#### EXERCISE BRIEF:
Filter the entries below, keeping every line that has the word "this".

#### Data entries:
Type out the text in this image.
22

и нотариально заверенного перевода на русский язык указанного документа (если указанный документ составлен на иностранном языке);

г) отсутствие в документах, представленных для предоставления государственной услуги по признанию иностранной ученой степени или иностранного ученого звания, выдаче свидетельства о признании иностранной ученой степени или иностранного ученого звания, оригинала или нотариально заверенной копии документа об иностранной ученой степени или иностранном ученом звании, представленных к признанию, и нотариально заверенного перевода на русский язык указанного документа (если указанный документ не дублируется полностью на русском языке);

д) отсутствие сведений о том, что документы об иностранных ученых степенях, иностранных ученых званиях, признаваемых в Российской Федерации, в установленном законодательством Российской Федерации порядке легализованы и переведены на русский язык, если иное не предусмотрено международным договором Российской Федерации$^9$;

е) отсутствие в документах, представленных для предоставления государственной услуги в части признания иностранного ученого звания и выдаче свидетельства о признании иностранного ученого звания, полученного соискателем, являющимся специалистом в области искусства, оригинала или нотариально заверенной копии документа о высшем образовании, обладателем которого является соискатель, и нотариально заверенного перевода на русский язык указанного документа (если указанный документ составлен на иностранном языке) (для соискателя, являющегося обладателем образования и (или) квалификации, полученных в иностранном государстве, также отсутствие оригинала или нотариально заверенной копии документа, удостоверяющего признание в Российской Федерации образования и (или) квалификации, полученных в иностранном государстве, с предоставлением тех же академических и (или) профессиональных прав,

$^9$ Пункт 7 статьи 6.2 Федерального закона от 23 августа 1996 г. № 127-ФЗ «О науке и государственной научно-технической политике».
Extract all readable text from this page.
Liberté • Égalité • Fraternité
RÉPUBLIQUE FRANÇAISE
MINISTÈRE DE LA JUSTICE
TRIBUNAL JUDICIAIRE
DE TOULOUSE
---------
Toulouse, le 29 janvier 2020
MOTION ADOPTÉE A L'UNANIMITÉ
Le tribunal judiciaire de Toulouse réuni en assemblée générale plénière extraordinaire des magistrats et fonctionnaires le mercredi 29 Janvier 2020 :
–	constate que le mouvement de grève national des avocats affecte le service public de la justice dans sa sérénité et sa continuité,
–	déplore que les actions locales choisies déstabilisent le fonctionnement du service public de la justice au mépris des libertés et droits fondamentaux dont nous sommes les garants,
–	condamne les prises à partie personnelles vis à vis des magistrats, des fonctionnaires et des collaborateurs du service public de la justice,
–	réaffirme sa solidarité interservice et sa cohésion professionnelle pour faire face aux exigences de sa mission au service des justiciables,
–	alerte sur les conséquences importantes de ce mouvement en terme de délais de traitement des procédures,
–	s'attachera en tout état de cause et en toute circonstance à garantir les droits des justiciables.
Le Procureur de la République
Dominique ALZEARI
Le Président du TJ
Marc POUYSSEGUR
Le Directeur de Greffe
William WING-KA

#### RESULT BELOW:
Type out the text in this image.
Extract all readable text from this page.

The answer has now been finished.